▸ EXERCISE GOAL: Repeat each line exactly, leaving nothing out.

# # # # # # #

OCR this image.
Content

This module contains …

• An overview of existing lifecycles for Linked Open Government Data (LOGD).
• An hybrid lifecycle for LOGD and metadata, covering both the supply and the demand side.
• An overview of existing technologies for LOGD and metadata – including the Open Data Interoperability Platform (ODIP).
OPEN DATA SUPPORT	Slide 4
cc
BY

# # # # # # #

▸ ANSWER FOR THE TASK:
OCR this image.
Content

This module contains …

• An overview of existing lifecycles for Linked Open Government Data (LOGD).
• An hybrid lifecycle for LOGD and metadata, covering both the supply and the demand side.
• An overview of existing technologies for LOGD and metadata – including the Open Data Interoperability Platform (ODIP).
OPEN DATA SUPPORT	Slide 4
cc
BY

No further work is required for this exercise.